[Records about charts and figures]
>> Start
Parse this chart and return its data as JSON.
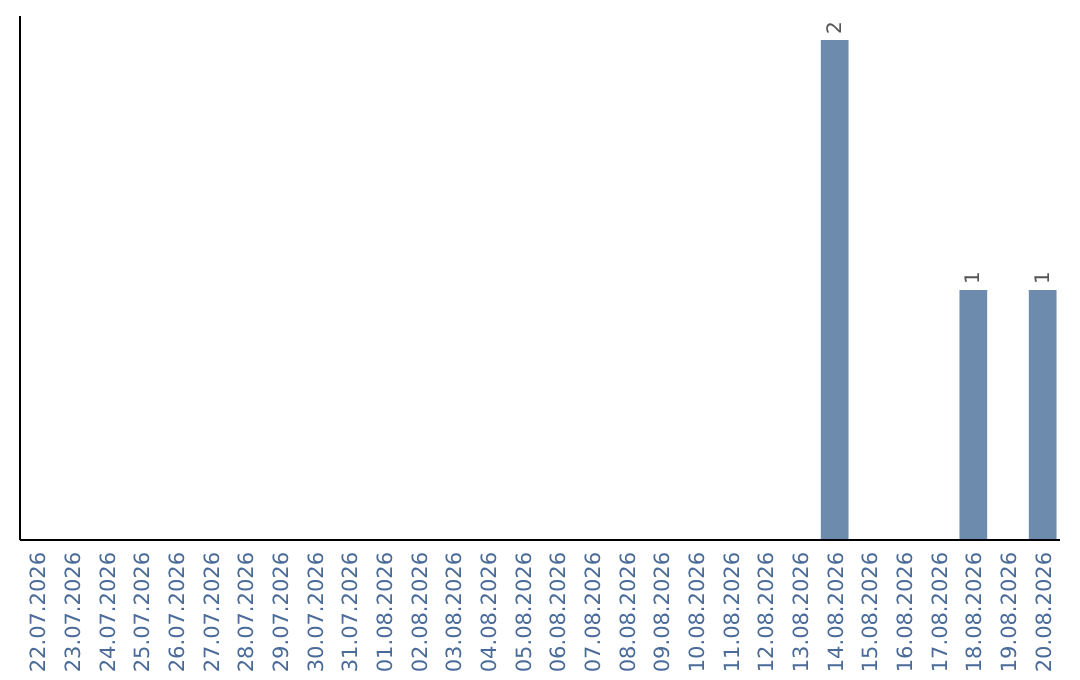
{
  "chart_data": {
    "type": "bar",
    "categories": [
      "22.07.2026",
      "23.07.2026",
      "24.07.2026",
      "25.07.2026",
      "26.07.2026",
      "27.07.2026",
      "28.07.2026",
      "29.07.2026",
      "30.07.2026",
      "31.07.2026",
      "01.08.2026",
      "02.08.2026",
      "03.08.2026",
      "04.08.2026",
      "05.08.2026",
      "06.08.2026",
      "07.08.2026",
      "08.08.2026",
      "09.08.2026",
      "10.08.2026",
      "11.08.2026",
      "12.08.2026",
      "13.08.2026",
      "14.08.2026",
      "15.08.2026",
      "16.08.2026",
      "17.08.2026",
      "18.08.2026",
      "19.08.2026",
      "20.08.2026"
    ],
    "values": [
      null,
      null,
      null,
      null,
      null,
      null,
      null,
      null,
      null,
      null,
      null,
      null,
      null,
      null,
      null,
      null,
      null,
      null,
      null,
      null,
      null,
      null,
      null,
      2,
      null,
      null,
      null,
      1,
      null,
      1
    ],
    "data_labels": true,
    "color": "#6d8cad",
    "tick_labels": "x"
  }
}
>> End
◆ **EXERCISE DESCRIPTION**:
Restate the whole listing above exactly, please, omitting every image.

◆ **ANSWER TO THIS EXERCISE**:
Parse this chart and return its data as JSON.
{
  "chart_data": {
    "type": "bar",
    "categories": [
      "22.07.2026",
      "23.07.2026",
      "24.07.2026",
      "25.07.2026",
      "26.07.2026",
      "27.07.2026",
      "28.07.2026",
      "29.07.2026",
      "30.07.2026",
      "31.07.2026",
      "01.08.2026",
      "02.08.2026",
      "03.08.2026",
      "04.08.2026",
      "05.08.2026",
      "06.08.2026",
      "07.08.2026",
      "08.08.2026",
      "09.08.2026",
      "10.08.2026",
      "11.08.2026",
      "12.08.2026",
      "13.08.2026",
      "14.08.2026",
      "15.08.2026",
      "16.08.2026",
      "17.08.2026",
      "18.08.2026",
      "19.08.2026",
      "20.08.2026"
    ],
    "values": [
      null,
      null,
      null,
      null,
      null,
      null,
      null,
      null,
      null,
      null,
      null,
      null,
      null,
      null,
      null,
      null,
      null,
      null,
      null,
      null,
      null,
      null,
      null,
      2,
      null,
      null,
      null,
      1,
      null,
      1
    ],
    "data_labels": true,
    "color": "#6d8cad",
    "tick_labels": "x"
  }
}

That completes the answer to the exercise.